[Rows from a dataset]

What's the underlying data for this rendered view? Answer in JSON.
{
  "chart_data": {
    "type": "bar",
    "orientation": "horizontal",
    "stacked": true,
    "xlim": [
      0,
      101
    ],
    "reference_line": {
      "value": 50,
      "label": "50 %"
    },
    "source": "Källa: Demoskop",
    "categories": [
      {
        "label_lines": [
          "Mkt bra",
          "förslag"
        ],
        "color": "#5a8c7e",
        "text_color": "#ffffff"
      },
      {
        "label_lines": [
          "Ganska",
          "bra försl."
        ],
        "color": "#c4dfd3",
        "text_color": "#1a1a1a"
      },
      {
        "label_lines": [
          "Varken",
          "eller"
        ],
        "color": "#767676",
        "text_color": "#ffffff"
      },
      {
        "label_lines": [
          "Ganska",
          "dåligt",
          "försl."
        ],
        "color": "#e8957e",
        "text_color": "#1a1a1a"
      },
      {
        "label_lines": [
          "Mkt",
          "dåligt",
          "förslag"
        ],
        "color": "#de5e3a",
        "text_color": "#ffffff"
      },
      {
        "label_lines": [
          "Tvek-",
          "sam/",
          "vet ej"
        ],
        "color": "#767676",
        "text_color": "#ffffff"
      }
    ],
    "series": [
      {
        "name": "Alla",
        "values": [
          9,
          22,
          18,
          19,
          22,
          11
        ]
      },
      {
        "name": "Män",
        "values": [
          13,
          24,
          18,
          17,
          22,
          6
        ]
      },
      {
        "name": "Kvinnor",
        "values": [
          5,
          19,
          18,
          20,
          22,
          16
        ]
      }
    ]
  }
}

_GIVEN EXERCISE_
Transcribe every line of the data, exactly as it stands.

_REPLY_
What's the underlying data for this rendered view? Answer in JSON.
{
  "chart_data": {
    "type": "bar",
    "orientation": "horizontal",
    "stacked": true,
    "xlim": [
      0,
      101
    ],
    "reference_line": {
      "value": 50,
      "label": "50 %"
    },
    "source": "Källa: Demoskop",
    "categories": [
      {
        "label_lines": [
          "Mkt bra",
          "förslag"
        ],
        "color": "#5a8c7e",
        "text_color": "#ffffff"
      },
      {
        "label_lines": [
          "Ganska",
          "bra försl."
        ],
        "color": "#c4dfd3",
        "text_color": "#1a1a1a"
      },
      {
        "label_lines": [
          "Varken",
          "eller"
        ],
        "color": "#767676",
        "text_color": "#ffffff"
      },
      {
        "label_lines": [
          "Ganska",
          "dåligt",
          "försl."
        ],
        "color": "#e8957e",
        "text_color": "#1a1a1a"
      },
      {
        "label_lines": [
          "Mkt",
          "dåligt",
          "förslag"
        ],
        "color": "#de5e3a",
        "text_color": "#ffffff"
      },
      {
        "label_lines": [
          "Tvek-",
          "sam/",
          "vet ej"
        ],
        "color": "#767676",
        "text_color": "#ffffff"
      }
    ],
    "series": [
      {
        "name": "Alla",
        "values": [
          9,
          22,
          18,
          19,
          22,
          11
        ]
      },
      {
        "name": "Män",
        "values": [
          13,
          24,
          18,
          17,
          22,
          6
        ]
      },
      {
        "name": "Kvinnor",
        "values": [
          5,
          19,
          18,
          20,
          22,
          16
        ]
      }
    ]
  }
}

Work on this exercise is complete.